=== Input material ===
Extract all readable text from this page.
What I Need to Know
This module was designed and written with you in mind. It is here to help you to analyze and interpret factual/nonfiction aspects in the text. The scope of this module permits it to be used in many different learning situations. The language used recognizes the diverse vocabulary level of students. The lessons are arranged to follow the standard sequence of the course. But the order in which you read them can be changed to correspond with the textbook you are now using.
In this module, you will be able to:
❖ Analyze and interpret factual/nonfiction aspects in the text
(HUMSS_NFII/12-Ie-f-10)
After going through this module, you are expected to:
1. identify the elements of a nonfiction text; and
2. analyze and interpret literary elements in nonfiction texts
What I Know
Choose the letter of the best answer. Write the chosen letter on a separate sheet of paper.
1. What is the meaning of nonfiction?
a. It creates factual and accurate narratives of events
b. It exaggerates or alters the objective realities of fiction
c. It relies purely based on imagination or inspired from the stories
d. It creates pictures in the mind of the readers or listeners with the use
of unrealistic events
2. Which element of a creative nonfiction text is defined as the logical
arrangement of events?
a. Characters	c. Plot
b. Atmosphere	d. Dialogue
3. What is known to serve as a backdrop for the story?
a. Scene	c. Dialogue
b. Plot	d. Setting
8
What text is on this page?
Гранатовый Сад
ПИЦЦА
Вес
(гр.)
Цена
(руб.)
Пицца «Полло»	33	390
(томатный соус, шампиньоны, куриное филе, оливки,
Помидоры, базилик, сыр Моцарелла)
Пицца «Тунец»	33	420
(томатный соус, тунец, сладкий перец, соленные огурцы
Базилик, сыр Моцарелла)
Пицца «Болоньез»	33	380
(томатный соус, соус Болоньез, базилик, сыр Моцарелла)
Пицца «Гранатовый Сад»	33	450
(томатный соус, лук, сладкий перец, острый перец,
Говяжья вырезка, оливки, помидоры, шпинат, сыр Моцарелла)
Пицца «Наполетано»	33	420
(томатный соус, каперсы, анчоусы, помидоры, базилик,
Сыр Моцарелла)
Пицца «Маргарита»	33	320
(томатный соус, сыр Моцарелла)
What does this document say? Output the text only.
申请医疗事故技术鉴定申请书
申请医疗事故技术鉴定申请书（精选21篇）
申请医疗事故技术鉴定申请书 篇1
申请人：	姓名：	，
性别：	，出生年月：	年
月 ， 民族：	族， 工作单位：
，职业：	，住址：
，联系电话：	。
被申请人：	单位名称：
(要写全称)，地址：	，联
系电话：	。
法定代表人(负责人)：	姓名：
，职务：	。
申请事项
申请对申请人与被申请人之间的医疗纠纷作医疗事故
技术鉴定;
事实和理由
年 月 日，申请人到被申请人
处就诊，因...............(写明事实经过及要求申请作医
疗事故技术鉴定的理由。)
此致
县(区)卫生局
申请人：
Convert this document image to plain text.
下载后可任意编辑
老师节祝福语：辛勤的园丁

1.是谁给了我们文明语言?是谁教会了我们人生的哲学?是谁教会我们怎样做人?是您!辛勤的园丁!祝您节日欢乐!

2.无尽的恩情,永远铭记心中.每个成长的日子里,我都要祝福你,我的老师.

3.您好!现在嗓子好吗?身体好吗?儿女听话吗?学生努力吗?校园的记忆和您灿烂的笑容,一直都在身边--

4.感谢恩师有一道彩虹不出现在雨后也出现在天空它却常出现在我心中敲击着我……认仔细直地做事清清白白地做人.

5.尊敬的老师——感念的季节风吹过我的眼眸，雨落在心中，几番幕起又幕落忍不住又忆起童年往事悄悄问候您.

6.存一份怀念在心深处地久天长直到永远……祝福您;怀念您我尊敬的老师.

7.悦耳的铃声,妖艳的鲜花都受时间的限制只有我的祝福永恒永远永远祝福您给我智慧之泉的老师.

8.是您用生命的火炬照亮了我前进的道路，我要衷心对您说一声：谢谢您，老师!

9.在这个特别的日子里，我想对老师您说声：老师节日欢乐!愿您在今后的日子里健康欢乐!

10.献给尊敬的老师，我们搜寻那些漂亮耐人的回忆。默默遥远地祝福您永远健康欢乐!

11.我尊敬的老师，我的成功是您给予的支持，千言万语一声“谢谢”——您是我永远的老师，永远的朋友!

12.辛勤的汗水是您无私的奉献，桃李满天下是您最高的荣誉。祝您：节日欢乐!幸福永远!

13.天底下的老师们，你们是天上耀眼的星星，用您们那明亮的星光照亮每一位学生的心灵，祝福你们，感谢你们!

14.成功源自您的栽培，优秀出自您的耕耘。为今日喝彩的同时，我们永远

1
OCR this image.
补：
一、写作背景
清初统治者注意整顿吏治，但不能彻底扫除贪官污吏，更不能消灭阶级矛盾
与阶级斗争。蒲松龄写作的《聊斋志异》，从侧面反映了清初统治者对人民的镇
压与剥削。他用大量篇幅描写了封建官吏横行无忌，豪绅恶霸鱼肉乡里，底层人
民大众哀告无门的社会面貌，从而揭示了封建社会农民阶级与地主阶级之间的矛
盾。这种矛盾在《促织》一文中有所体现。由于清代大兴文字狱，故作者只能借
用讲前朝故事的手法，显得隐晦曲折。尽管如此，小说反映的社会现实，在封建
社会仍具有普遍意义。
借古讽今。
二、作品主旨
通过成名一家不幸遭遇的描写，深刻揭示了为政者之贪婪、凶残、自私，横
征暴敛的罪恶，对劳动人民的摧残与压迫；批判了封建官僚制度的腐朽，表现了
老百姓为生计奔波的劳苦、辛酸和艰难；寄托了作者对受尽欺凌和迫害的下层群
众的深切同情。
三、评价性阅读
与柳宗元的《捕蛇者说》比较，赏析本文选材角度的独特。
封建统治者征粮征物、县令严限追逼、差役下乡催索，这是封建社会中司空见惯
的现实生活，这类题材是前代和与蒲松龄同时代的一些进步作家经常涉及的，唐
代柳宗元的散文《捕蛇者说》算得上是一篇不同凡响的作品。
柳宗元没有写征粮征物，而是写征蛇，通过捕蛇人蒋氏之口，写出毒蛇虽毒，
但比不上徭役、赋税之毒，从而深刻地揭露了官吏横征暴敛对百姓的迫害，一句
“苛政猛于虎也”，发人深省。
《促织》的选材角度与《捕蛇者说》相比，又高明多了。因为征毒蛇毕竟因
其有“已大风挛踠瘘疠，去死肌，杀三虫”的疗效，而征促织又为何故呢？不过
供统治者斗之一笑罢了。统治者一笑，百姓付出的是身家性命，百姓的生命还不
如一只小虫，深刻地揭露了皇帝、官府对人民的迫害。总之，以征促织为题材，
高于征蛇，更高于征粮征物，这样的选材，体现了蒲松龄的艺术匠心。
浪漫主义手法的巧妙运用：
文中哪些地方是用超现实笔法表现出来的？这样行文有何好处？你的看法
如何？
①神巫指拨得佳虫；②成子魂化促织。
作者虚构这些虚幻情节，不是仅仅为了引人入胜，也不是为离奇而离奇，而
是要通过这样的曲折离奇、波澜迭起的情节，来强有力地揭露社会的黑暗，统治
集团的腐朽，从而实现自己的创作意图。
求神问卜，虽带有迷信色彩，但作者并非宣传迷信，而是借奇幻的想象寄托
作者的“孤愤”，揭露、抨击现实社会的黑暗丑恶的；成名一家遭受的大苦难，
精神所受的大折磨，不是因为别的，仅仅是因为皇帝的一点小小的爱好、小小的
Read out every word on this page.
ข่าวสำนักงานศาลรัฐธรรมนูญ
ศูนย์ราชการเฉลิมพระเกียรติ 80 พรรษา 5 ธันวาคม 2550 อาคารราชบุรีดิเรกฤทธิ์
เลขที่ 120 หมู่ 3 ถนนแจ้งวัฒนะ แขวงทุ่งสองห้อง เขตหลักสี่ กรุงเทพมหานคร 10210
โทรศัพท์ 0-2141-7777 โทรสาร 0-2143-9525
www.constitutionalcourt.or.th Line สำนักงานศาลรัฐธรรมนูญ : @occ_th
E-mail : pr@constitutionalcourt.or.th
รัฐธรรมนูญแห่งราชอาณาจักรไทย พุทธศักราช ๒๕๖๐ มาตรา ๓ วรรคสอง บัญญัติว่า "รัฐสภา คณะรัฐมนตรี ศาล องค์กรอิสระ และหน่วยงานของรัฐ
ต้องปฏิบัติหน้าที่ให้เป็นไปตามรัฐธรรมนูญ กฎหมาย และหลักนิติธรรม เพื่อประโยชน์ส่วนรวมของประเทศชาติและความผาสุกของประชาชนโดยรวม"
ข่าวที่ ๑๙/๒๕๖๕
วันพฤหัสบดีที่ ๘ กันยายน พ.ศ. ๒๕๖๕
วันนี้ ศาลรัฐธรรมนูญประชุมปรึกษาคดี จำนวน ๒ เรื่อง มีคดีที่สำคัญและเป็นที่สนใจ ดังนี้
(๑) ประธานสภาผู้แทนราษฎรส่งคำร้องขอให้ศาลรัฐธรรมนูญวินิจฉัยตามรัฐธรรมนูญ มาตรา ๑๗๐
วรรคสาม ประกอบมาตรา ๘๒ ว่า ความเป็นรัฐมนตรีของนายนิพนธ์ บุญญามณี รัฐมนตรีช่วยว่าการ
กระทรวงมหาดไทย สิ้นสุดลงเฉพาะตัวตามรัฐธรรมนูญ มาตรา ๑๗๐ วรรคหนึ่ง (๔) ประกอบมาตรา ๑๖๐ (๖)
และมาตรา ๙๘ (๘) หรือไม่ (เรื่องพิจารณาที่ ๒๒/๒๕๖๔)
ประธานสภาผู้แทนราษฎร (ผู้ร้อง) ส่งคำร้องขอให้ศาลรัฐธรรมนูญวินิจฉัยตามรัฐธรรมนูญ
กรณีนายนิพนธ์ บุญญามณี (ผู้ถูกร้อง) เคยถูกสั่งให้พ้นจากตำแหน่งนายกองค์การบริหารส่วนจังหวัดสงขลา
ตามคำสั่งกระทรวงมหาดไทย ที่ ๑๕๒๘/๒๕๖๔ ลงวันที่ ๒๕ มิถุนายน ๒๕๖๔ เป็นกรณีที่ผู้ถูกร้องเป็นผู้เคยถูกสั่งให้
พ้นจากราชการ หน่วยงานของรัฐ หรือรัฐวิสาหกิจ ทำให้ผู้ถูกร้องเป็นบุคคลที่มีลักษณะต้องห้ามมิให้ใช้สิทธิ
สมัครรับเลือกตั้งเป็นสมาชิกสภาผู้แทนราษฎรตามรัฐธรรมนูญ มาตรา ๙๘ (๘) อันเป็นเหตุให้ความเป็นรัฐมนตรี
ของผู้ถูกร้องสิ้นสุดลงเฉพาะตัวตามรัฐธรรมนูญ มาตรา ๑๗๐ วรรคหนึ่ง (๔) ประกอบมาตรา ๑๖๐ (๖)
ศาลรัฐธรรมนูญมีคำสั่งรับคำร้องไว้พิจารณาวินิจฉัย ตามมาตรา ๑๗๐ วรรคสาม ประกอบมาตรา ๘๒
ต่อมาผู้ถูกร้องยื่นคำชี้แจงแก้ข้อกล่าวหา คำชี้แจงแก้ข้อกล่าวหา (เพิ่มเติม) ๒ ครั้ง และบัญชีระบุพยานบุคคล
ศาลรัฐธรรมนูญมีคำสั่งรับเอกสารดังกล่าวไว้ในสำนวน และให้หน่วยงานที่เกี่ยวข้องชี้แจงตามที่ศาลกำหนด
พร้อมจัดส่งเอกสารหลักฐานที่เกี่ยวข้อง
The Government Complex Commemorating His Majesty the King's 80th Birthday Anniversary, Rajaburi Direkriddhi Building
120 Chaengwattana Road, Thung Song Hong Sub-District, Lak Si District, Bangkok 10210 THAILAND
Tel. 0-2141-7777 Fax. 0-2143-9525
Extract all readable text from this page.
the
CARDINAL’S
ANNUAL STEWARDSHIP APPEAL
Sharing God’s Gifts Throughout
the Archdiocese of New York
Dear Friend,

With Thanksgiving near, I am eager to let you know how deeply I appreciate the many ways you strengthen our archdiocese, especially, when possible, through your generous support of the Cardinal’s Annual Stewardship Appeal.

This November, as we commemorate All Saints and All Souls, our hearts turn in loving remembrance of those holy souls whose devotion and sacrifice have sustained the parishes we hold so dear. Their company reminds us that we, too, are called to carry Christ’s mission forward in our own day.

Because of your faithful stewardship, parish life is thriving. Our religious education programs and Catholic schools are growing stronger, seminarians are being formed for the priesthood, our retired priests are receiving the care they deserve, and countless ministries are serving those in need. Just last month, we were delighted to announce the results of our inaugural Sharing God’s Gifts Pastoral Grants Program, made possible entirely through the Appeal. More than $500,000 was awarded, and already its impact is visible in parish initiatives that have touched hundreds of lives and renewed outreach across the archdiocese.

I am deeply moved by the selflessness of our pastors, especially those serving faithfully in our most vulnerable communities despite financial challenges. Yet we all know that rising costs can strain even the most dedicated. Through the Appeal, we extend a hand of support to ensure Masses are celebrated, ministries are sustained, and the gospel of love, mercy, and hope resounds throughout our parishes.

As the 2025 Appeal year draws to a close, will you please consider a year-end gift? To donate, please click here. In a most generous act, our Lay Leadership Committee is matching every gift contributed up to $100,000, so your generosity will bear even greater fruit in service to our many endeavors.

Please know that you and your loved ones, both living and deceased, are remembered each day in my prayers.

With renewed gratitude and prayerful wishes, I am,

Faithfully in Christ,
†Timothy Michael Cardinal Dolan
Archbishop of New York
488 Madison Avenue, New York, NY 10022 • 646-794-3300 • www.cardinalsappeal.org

=== Brief ===
The lines to collect are those holding the string "วรรคหน"; copy them all.

=== Exercise result ===
กระทรวงมหาดไทย สิ้นสุดลงเฉพาะตัวตามรัฐธรรมนูญ มาตรา ๑๗๐ วรรคหนึ่ง (๔) ประกอบมาตรา ๑๖๐ (๖)
ของผู้ถูกร้องสิ้นสุดลงเฉพาะตัวตามรัฐธรรมนูญ มาตรา ๑๗๐ วรรคหนึ่ง (๔) ประกอบมาตรา ๑๖๐ (๖)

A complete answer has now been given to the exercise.